Write out each line from the data below that includes the word "text".

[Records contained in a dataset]
───

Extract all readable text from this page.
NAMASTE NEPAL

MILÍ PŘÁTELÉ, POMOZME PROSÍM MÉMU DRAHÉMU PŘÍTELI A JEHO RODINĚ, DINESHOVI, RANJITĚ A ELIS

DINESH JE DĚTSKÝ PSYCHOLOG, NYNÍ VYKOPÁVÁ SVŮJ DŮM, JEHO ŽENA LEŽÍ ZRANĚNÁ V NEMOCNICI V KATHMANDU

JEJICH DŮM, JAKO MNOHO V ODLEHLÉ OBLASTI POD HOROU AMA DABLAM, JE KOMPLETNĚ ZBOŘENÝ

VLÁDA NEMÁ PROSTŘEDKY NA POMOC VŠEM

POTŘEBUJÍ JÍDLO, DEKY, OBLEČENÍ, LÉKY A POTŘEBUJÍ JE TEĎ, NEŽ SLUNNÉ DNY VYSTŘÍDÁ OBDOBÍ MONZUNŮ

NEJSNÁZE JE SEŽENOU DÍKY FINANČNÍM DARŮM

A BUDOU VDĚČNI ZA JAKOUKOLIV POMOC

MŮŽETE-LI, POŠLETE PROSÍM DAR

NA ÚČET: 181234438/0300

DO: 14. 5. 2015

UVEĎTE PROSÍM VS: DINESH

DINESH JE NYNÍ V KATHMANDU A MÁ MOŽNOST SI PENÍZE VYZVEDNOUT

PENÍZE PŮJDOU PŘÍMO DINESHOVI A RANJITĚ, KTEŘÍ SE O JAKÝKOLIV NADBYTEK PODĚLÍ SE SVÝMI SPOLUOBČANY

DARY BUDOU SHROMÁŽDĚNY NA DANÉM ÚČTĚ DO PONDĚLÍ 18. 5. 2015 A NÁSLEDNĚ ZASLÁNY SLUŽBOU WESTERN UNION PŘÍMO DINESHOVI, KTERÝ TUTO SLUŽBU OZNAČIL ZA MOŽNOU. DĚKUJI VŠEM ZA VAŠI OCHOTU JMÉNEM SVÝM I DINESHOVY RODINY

───

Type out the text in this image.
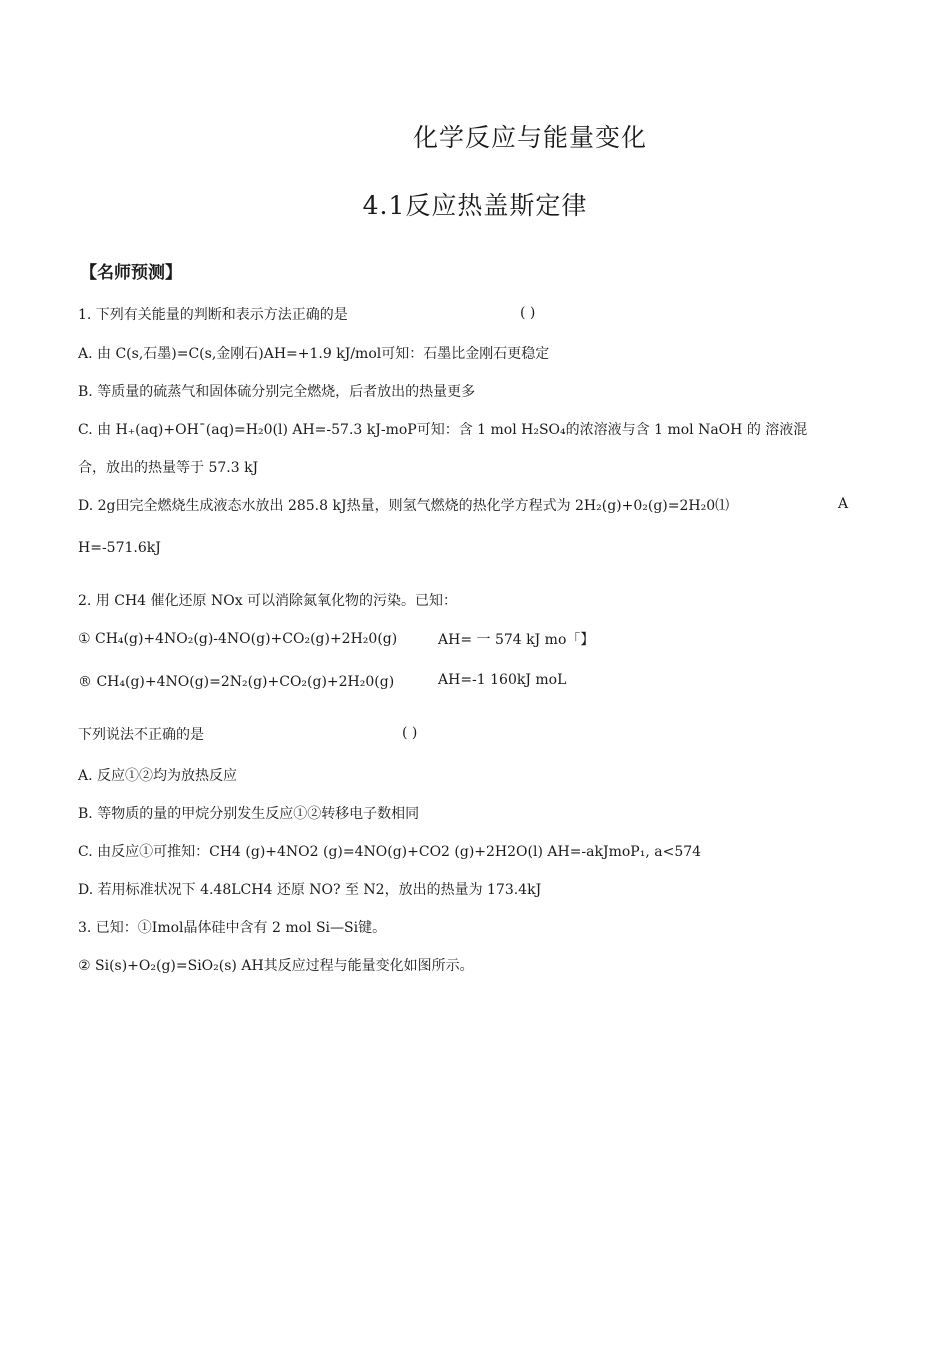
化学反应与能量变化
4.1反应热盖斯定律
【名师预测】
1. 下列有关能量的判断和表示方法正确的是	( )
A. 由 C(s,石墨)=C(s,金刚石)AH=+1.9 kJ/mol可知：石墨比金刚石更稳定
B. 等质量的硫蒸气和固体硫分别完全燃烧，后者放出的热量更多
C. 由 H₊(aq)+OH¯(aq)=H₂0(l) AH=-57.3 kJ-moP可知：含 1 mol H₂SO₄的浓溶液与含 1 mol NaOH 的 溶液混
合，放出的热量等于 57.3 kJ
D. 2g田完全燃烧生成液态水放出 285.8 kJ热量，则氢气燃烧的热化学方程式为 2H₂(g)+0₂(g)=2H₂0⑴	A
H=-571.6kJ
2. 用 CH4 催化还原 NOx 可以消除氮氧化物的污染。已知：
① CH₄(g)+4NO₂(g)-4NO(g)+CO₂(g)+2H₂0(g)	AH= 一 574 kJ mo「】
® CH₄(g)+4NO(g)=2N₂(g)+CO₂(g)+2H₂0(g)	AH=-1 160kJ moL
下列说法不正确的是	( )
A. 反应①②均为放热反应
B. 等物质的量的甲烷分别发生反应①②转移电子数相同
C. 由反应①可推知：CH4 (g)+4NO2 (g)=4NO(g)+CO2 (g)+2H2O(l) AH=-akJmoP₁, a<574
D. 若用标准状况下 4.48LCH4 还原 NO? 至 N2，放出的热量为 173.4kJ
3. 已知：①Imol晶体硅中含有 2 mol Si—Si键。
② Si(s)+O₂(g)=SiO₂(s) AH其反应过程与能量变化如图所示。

───

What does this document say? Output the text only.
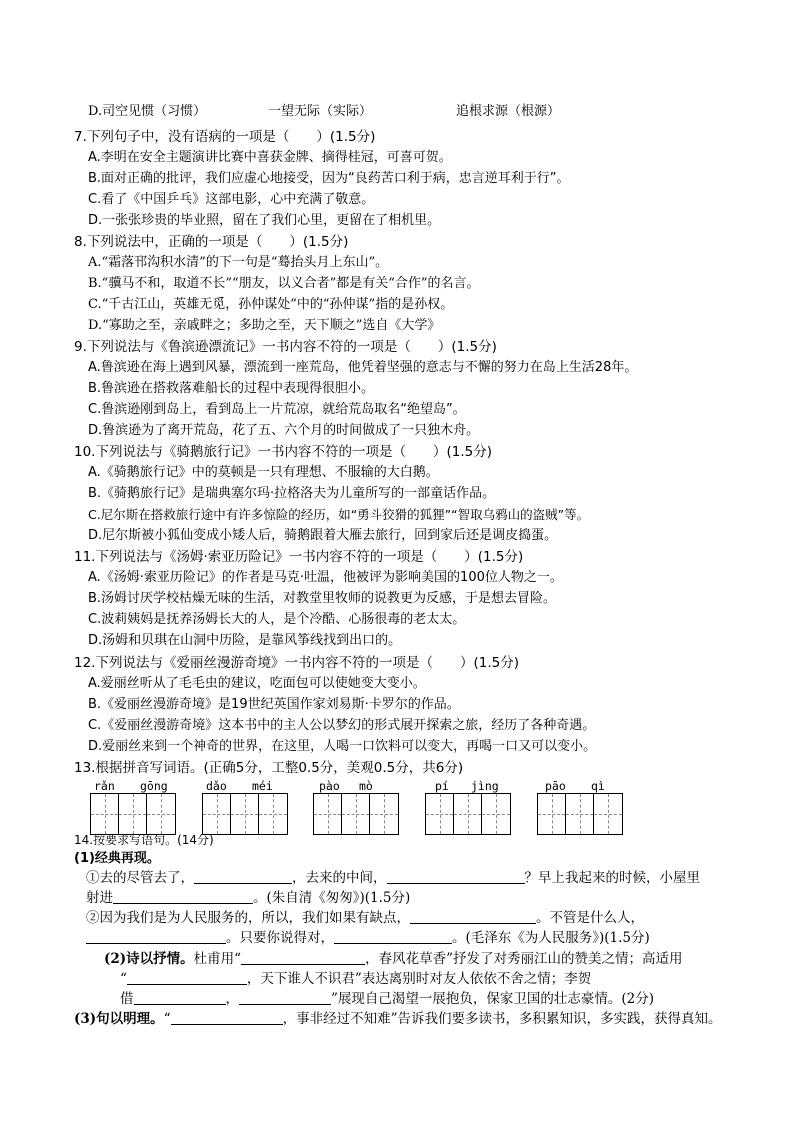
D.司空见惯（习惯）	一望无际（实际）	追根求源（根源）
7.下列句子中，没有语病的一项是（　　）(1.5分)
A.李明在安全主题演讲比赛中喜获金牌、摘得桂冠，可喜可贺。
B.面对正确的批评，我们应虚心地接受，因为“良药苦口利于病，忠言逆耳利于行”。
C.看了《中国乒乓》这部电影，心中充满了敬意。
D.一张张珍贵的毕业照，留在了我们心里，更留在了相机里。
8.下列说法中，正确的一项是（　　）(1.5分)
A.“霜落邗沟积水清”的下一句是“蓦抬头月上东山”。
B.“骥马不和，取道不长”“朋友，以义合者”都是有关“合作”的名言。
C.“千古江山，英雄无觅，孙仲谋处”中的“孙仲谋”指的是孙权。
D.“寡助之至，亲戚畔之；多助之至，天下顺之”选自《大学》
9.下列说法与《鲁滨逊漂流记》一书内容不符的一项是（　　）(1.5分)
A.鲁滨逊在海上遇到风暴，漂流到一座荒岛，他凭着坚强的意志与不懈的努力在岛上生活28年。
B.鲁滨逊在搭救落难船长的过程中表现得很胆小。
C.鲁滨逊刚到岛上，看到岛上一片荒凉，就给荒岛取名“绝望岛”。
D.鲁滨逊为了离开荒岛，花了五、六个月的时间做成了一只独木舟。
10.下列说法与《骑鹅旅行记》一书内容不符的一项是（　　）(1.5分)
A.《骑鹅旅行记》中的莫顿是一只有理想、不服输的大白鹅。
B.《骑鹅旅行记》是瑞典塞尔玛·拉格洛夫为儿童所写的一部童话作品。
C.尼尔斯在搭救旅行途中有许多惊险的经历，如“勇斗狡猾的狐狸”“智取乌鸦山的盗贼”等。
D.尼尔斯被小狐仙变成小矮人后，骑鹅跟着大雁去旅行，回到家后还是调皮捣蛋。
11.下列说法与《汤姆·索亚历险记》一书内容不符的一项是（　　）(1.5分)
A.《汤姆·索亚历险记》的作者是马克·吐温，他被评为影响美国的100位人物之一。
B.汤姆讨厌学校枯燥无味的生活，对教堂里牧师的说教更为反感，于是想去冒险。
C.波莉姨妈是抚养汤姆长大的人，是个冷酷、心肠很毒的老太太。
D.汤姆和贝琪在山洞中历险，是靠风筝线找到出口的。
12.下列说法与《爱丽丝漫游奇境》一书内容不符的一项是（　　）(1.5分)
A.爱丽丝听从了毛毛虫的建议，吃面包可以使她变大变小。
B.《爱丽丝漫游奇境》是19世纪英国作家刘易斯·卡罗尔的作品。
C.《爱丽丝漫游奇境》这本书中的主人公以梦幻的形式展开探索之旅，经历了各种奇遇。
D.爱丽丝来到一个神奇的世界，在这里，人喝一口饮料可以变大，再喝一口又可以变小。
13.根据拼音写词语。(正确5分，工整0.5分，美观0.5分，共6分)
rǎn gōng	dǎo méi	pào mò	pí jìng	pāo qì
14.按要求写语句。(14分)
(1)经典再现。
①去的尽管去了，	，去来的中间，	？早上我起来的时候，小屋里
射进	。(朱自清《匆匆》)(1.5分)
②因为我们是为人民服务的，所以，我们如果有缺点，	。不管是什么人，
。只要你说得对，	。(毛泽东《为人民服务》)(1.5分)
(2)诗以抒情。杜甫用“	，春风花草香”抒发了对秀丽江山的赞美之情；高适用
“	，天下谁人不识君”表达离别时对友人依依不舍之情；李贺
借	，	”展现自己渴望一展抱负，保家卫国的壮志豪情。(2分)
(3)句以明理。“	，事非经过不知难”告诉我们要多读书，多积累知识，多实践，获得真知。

───

[Worked answer]
Extract all readable text from this page.
Type out the text in this image.
What does this document say? Output the text only.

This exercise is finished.